# WHAT IS EXPECTED
Answer these questions using the court opinion excerpt:
1. In what year was Zellars convicted under the statute that has since been repealed?
2. Under which section of the Ohio Revised Code was that conviction?
3. What kind of law do all of the government's cited cases apply instead of Ohio state law?

# EXTRACT PROVIDED
++++++

However, this Court is not convinced that Zellars' prior conviction for breaking and entering an uninhabited dwelling at night would be considered a felony offense of violence that would prohibit Zellars from carrying a firearm under Ohio law. See O.R.C. §§ 2923.13, 2901.01(A)(9). The statute under which Zellars was convicted in 1973 has been repealed, and the Ohio courts have never determined whether a conviction under O.R.C. § 2907.10 would prevent Zellars from possessing firearms under Ohio law. [ See Record No. 53, p. 10-11 ( citing State of Ohio v. Harris, 1981 Ohio App. LEXIS 11263 *4-5 (Ct.App. Ohio Feb. 11, 1981) ("We believe it is difficult to ascertain if the defendant's conviction was a felony of violence where the court is not made aware of the actual conduct and especially where the conviction itself is a plea-bargain to a lesser offense."))] Further, all of the cases cited by the government in support of its contention that § 2907.10 is an offense of violence apply federal law, rather than Ohio state law as required by § 922(g)(1). See, e.g., Schwable Enterprises, Inc. v. The Bureau of Alcohol, Tobacco, and Firearms, United States Department of Treasury, Case No. 3:94-CV-7513 (N.D. Ohio Jan. 27, 1995) (Katz, J.); United States v. Bentley, 29 F.3d 1073 (6th Cir. 1994); United States v. Roberts, 86 F.3d 1156 (6th Cir. 1996).

++++++

# SUPPLIED RECORDS
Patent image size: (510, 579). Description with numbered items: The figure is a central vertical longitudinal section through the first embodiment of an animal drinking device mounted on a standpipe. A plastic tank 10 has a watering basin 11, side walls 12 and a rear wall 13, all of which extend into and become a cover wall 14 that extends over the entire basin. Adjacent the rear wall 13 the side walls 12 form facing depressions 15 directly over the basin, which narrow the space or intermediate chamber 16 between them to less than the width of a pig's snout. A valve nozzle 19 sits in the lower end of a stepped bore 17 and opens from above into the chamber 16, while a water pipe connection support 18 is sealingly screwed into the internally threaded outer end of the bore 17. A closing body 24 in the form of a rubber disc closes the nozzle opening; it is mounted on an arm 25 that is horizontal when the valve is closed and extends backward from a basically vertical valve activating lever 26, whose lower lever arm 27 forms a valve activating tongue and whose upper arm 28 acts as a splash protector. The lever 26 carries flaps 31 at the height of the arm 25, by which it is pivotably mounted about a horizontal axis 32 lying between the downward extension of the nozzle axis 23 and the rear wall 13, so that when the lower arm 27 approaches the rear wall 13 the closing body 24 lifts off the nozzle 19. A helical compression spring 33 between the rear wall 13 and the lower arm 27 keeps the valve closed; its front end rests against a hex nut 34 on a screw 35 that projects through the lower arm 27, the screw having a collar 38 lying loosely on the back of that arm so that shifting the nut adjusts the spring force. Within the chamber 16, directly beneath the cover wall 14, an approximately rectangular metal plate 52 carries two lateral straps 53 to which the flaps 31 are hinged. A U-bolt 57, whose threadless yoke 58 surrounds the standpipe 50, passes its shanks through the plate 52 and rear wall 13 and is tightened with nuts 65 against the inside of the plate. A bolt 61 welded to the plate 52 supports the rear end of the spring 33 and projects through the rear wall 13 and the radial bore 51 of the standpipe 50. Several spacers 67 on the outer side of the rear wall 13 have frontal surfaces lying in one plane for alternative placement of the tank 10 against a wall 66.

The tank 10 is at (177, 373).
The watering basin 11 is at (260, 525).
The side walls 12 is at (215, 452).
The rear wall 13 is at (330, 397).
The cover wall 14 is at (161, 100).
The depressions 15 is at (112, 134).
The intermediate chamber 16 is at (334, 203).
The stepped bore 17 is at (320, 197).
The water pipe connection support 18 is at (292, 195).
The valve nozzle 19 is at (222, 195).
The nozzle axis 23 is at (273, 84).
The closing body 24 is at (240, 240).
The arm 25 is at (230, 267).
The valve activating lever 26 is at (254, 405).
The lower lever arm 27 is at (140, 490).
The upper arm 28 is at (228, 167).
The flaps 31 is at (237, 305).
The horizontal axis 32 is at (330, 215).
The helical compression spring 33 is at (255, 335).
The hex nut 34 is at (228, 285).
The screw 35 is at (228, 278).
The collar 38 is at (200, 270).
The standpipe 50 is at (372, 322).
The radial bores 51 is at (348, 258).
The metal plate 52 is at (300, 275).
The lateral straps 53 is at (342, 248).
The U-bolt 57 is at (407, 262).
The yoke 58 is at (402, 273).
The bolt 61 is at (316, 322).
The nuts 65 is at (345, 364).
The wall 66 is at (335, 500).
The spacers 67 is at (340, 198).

++++++

# CORRECT RESULT
1. 1973
2. O.R.C. § 2907.10
3. Federal law